### The problem:
Write out every single entry exactly.

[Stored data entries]
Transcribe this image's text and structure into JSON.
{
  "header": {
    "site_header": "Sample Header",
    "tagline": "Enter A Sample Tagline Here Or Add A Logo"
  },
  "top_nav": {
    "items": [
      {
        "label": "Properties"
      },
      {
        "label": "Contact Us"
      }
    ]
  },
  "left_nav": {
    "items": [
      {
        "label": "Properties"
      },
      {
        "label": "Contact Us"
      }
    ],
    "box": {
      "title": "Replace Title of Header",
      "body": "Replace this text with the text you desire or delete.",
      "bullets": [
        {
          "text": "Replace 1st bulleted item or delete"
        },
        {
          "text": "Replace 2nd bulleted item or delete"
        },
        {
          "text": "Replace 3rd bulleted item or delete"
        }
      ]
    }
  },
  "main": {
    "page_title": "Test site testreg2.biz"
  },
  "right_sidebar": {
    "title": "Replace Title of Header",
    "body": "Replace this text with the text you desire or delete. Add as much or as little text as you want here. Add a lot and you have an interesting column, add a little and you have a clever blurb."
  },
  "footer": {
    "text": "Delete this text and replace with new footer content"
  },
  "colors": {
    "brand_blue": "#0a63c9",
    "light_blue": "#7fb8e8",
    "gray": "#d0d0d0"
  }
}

### In response:
Transcribe this image's text and structure into JSON.
{
  "header": {
    "site_header": "Sample Header",
    "tagline": "Enter A Sample Tagline Here Or Add A Logo"
  },
  "top_nav": {
    "items": [
      {
        "label": "Properties"
      },
      {
        "label": "Contact Us"
      }
    ]
  },
  "left_nav": {
    "items": [
      {
        "label": "Properties"
      },
      {
        "label": "Contact Us"
      }
    ],
    "box": {
      "title": "Replace Title of Header",
      "body": "Replace this text with the text you desire or delete.",
      "bullets": [
        {
          "text": "Replace 1st bulleted item or delete"
        },
        {
          "text": "Replace 2nd bulleted item or delete"
        },
        {
          "text": "Replace 3rd bulleted item or delete"
        }
      ]
    }
  },
  "main": {
    "page_title": "Test site testreg2.biz"
  },
  "right_sidebar": {
    "title": "Replace Title of Header",
    "body": "Replace this text with the text you desire or delete. Add as much or as little text as you want here. Add a lot and you have an interesting column, add a little and you have a clever blurb."
  },
  "footer": {
    "text": "Delete this text and replace with new footer content"
  },
  "colors": {
    "brand_blue": "#0a63c9",
    "light_blue": "#7fb8e8",
    "gray": "#d0d0d0"
  }
}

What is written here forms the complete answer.